---- Source document

WineDirect builds big high-tech Napa Valley DTC fulfillment center

Napa-based WineDirect is spending millions on a big statement in southern Napa Valley about the Amazon-like future of direct-to-consumer wine sales, as construction starts on a large high-technology fulfillment center.

The new facility will occupy all of a 268,000-square-foot industrial building just underway at 450 Green Island Rd. in American Canyon. Madera-based Stravinski Development Group recently acquired the 10.59-acre property, and sister company Industrial Commercial Contractors started construction at the beginning of September. It is expected to be finished next summer.

“The state-of-the-art handling system will be able to handle three times the volume in half the time,” said Joe Waechter, CEO of WineDirect, after a groundbreaking ceremony Nov. 2.

WineDirect is spending $7 million alone on the automated heart of the new facility, a material-handling system by Hillard, Ohio-based Vargo, which has designed fulfillment center systems for Amazon.com and other retailers. The new facility will be the new home for WineDirect and its Napa Valley fulfillment house. It will have three times the workspace of the current fulfillment center at 125 Mezzetta Ct. in American Canyon. Corporate offices currently are at 1190 Airport Blvd. in south Napa.

--------

▸ **Exercises**:
a: Edit the WineDirect article by rewriting everything from "WineDirect builds big" down to "ceremony Nov. 2.", replacing "groundbreaking ceremony" with "launch event".
b: Decide whether each statement agrees with the WineDirect article. Answer yes or no, and quote the words that settle it: (i) Construction of the building started at the beginning of September. (ii) The new facility will occupy only part of the industrial building. (iii) WineDirect's corporate offices are currently at 125 Mezzetta Ct.
c: Write the next part of the WineDirect article, starting after its final sentence.
None of the items is needed for this work.

---- Entries supplied

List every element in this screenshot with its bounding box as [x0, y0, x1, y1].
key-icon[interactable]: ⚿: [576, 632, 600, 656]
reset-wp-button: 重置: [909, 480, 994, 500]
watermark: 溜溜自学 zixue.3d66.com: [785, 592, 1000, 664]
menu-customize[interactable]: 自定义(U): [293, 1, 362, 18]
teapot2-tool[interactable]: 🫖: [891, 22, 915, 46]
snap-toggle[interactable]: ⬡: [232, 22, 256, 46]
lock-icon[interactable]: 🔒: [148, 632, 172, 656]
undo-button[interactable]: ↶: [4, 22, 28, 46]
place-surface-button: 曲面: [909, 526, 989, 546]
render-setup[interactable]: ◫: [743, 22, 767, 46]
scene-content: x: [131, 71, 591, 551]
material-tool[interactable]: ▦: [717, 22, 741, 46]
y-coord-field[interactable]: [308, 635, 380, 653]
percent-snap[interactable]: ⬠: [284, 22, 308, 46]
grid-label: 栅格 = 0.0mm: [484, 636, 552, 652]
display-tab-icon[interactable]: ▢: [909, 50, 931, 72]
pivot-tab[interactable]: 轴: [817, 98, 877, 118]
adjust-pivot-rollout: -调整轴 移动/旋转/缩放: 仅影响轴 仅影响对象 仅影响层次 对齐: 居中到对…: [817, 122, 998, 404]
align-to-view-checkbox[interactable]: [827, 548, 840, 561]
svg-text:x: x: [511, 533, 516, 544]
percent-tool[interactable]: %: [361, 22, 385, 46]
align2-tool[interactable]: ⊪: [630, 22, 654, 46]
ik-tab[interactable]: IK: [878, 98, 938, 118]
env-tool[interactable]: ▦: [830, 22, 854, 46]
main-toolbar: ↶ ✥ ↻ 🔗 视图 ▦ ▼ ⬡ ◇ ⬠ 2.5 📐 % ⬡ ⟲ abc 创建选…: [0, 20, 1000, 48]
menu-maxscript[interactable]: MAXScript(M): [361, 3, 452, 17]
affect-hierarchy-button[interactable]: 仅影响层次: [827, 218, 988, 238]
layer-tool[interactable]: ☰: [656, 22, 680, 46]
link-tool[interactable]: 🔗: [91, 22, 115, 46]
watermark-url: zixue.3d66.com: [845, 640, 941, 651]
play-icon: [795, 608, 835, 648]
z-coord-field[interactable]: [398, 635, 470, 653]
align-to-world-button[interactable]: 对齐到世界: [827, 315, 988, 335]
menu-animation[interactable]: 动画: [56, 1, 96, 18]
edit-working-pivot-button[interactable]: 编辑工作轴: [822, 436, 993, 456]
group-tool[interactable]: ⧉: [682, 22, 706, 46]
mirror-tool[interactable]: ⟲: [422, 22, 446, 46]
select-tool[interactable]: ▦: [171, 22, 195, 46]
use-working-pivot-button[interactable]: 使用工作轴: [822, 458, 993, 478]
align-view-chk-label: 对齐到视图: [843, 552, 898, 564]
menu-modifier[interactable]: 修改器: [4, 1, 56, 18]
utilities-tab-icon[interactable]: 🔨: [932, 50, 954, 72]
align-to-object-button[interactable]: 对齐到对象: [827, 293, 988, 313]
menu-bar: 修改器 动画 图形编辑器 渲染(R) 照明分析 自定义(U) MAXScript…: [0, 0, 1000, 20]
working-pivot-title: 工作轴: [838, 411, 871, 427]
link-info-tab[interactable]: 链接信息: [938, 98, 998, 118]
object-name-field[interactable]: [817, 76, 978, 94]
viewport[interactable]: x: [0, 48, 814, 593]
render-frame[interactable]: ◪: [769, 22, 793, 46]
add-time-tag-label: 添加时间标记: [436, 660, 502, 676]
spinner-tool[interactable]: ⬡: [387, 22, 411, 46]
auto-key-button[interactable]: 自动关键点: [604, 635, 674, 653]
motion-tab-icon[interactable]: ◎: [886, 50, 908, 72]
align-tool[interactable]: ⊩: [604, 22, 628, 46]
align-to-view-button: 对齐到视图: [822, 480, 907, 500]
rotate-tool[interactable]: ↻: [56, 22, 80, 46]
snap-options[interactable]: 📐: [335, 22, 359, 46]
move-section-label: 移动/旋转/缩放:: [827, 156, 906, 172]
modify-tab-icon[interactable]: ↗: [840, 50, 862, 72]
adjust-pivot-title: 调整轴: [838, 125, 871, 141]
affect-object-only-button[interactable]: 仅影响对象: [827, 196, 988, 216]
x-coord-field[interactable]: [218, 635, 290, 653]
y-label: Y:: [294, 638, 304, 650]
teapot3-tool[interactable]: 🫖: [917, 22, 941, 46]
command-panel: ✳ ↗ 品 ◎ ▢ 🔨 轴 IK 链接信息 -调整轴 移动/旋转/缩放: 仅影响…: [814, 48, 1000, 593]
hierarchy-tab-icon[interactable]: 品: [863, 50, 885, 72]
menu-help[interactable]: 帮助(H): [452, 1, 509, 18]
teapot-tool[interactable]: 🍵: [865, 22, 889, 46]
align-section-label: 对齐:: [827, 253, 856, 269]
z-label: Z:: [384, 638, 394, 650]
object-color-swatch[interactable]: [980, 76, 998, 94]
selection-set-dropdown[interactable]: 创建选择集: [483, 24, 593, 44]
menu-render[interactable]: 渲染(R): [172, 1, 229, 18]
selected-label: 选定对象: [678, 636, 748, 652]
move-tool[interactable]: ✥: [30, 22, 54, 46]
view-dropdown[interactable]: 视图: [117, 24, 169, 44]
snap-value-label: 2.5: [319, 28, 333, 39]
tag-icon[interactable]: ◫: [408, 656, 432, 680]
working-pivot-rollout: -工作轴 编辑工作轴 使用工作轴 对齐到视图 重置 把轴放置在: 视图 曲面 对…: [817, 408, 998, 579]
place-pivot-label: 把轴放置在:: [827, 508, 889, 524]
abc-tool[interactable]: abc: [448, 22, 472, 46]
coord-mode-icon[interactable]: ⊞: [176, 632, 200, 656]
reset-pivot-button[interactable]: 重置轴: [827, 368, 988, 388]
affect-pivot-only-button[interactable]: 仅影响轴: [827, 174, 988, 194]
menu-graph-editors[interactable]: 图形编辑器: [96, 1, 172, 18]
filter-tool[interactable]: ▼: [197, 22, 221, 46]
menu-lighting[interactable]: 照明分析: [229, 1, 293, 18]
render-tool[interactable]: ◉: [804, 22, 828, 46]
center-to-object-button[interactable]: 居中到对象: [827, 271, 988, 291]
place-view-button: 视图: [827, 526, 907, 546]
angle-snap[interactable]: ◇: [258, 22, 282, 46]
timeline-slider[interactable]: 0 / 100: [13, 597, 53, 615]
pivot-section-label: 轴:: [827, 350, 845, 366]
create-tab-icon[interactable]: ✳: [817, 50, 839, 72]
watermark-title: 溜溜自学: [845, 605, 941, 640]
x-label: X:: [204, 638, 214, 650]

--------

▸ **Exercise responses**:
a:
WineDirect builds big high-tech Napa Valley DTC fulfillment center

Napa-based WineDirect is spending millions on a big statement in southern Napa Valley about the Amazon-like future of direct-to-consumer wine sales, as construction starts on a large high-technology fulfillment center.

The new facility will occupy all of a 268,000-square-foot industrial building just underway at 450 Green Island Rd. in American Canyon. Madera-based Stravinski Development Group recently acquired the 10.59-acre property, and sister company Industrial Commercial Contractors started construction at the beginning of September. It is expected to be finished next summer.

“The state-of-the-art handling system will be able to handle three times the volume in half the time,” said Joe Waechter, CEO of WineDirect, after a launch event Nov. 2.

b:
(i) Yes: "started construction at the beginning of September"
(ii) No: "will occupy all of a 268,000-square-foot industrial building"
(iii) No: "Corporate offices currently are at 1190 Airport Blvd. in south Napa."

c:
This modernizing of systems that get wine from vintners to consumers has been part of what Waechter has wanted to do since he came to the helm of the company seven years ago. The wine business has spawned DTC fulfillment houses, compliance businesses and logistics businesses, ranging in scale from what he calls mom-and-pop operations to big-budget endeavors such as the precursors to WineDirect.

“My vision has been to roll up these functions into one, to invest in technology, because I do not believe the wine business is unlike other industries,” Waechter said.

Goals when the new center is operational are to be able to allow greater customization of wine club shipments and to dynamically distribute customer vintners’ wine in WineDirect’s warehouses to cut delivery times to the two-day standard Amazon has set.

Currently, WineDirect works with vintners to allocate inventory in its fulfillment centers, also located in Paso Robles on the Central Coast, Santa Maria in Southern California and in Ohio. The Santa Barbara County facility opened this fall. Delivery times to the East Coast can be as short as two days for wine forward-staged in Ohio, or up to five days when coming from the California centers. When inventory is bicoastally distributed, the centers are within two delivery days of reaching 90 percent of U.S. consumers, the company said.

With more than $51 billion in DTC sales annually in the U.S., about half is for clothing and shoes, roughly 20 percent for books and music, and wine accounts for just 4 percent.

“Why can’t wine be 20 percent?” Waechter asked. “Our belief is that DTC is going to take off and the lights are going on, and technology going to make that happen.”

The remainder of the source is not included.